╭─ Items

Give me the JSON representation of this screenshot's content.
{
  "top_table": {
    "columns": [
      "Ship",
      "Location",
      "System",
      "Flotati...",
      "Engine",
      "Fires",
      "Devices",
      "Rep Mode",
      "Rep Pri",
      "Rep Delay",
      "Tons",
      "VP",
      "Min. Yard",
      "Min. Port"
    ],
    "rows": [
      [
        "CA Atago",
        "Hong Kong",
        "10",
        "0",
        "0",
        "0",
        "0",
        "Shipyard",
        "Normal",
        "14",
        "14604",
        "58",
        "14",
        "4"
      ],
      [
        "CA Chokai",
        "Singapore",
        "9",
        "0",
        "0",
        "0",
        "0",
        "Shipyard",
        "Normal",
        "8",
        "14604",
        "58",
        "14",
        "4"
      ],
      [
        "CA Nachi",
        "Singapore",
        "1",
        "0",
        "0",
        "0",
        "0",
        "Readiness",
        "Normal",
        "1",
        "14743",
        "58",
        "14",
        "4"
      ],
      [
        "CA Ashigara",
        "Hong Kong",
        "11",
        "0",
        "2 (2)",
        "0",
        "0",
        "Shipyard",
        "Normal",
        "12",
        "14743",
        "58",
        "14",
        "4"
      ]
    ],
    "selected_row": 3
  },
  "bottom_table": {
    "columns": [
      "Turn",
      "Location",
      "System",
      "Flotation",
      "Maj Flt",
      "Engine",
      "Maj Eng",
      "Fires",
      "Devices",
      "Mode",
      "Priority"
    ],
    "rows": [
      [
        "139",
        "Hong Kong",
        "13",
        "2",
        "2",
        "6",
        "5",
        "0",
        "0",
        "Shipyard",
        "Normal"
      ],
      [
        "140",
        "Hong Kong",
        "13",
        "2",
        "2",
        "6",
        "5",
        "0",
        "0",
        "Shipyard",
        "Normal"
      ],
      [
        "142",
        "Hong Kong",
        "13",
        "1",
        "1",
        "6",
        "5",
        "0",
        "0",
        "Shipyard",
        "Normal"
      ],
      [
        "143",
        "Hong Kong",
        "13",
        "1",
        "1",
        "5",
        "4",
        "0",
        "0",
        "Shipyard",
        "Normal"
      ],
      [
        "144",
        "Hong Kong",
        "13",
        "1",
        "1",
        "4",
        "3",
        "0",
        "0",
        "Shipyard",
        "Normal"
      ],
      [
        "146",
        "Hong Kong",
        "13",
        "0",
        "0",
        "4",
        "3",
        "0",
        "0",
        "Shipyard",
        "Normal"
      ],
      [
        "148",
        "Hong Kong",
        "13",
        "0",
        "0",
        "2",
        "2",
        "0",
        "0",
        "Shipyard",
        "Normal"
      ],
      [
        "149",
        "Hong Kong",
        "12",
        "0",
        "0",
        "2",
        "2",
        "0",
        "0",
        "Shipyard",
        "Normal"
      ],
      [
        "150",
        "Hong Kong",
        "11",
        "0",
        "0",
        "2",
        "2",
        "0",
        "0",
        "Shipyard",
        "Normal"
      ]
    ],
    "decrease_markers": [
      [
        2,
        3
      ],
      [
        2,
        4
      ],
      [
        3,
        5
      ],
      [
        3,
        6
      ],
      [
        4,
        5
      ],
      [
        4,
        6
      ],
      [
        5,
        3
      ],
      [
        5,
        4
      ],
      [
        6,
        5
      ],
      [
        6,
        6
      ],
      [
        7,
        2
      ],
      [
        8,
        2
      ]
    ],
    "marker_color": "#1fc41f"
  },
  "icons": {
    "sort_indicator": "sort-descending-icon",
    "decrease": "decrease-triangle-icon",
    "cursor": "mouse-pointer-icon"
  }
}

╰─

Reproduce every record, matching each line exactly.

● **Complete answer**:
Give me the JSON representation of this screenshot's content.
{
  "top_table": {
    "columns": [
      "Ship",
      "Location",
      "System",
      "Flotati...",
      "Engine",
      "Fires",
      "Devices",
      "Rep Mode",
      "Rep Pri",
      "Rep Delay",
      "Tons",
      "VP",
      "Min. Yard",
      "Min. Port"
    ],
    "rows": [
      [
        "CA Atago",
        "Hong Kong",
        "10",
        "0",
        "0",
        "0",
        "0",
        "Shipyard",
        "Normal",
        "14",
        "14604",
        "58",
        "14",
        "4"
      ],
      [
        "CA Chokai",
        "Singapore",
        "9",
        "0",
        "0",
        "0",
        "0",
        "Shipyard",
        "Normal",
        "8",
        "14604",
        "58",
        "14",
        "4"
      ],
      [
        "CA Nachi",
        "Singapore",
        "1",
        "0",
        "0",
        "0",
        "0",
        "Readiness",
        "Normal",
        "1",
        "14743",
        "58",
        "14",
        "4"
      ],
      [
        "CA Ashigara",
        "Hong Kong",
        "11",
        "0",
        "2 (2)",
        "0",
        "0",
        "Shipyard",
        "Normal",
        "12",
        "14743",
        "58",
        "14",
        "4"
      ]
    ],
    "selected_row": 3
  },
  "bottom_table": {
    "columns": [
      "Turn",
      "Location",
      "System",
      "Flotation",
      "Maj Flt",
      "Engine",
      "Maj Eng",
      "Fires",
      "Devices",
      "Mode",
      "Priority"
    ],
    "rows": [
      [
        "139",
        "Hong Kong",
        "13",
        "2",
        "2",
        "6",
        "5",
        "0",
        "0",
        "Shipyard",
        "Normal"
      ],
      [
        "140",
        "Hong Kong",
        "13",
        "2",
        "2",
        "6",
        "5",
        "0",
        "0",
        "Shipyard",
        "Normal"
      ],
      [
        "142",
        "Hong Kong",
        "13",
        "1",
        "1",
        "6",
        "5",
        "0",
        "0",
        "Shipyard",
        "Normal"
      ],
      [
        "143",
        "Hong Kong",
        "13",
        "1",
        "1",
        "5",
        "4",
        "0",
        "0",
        "Shipyard",
        "Normal"
      ],
      [
        "144",
        "Hong Kong",
        "13",
        "1",
        "1",
        "4",
        "3",
        "0",
        "0",
        "Shipyard",
        "Normal"
      ],
      [
        "146",
        "Hong Kong",
        "13",
        "0",
        "0",
        "4",
        "3",
        "0",
        "0",
        "Shipyard",
        "Normal"
      ],
      [
        "148",
        "Hong Kong",
        "13",
        "0",
        "0",
        "2",
        "2",
        "0",
        "0",
        "Shipyard",
        "Normal"
      ],
      [
        "149",
        "Hong Kong",
        "12",
        "0",
        "0",
        "2",
        "2",
        "0",
        "0",
        "Shipyard",
        "Normal"
      ],
      [
        "150",
        "Hong Kong",
        "11",
        "0",
        "0",
        "2",
        "2",
        "0",
        "0",
        "Shipyard",
        "Normal"
      ]
    ],
    "decrease_markers": [
      [
        2,
        3
      ],
      [
        2,
        4
      ],
      [
        3,
        5
      ],
      [
        3,
        6
      ],
      [
        4,
        5
      ],
      [
        4,
        6
      ],
      [
        5,
        3
      ],
      [
        5,
        4
      ],
      [
        6,
        5
      ],
      [
        6,
        6
      ],
      [
        7,
        2
      ],
      [
        8,
        2
      ]
    ],
    "marker_color": "#1fc41f"
  },
  "icons": {
    "sort_indicator": "sort-descending-icon",
    "decrease": "decrease-triangle-icon",
    "cursor": "mouse-pointer-icon"
  }
}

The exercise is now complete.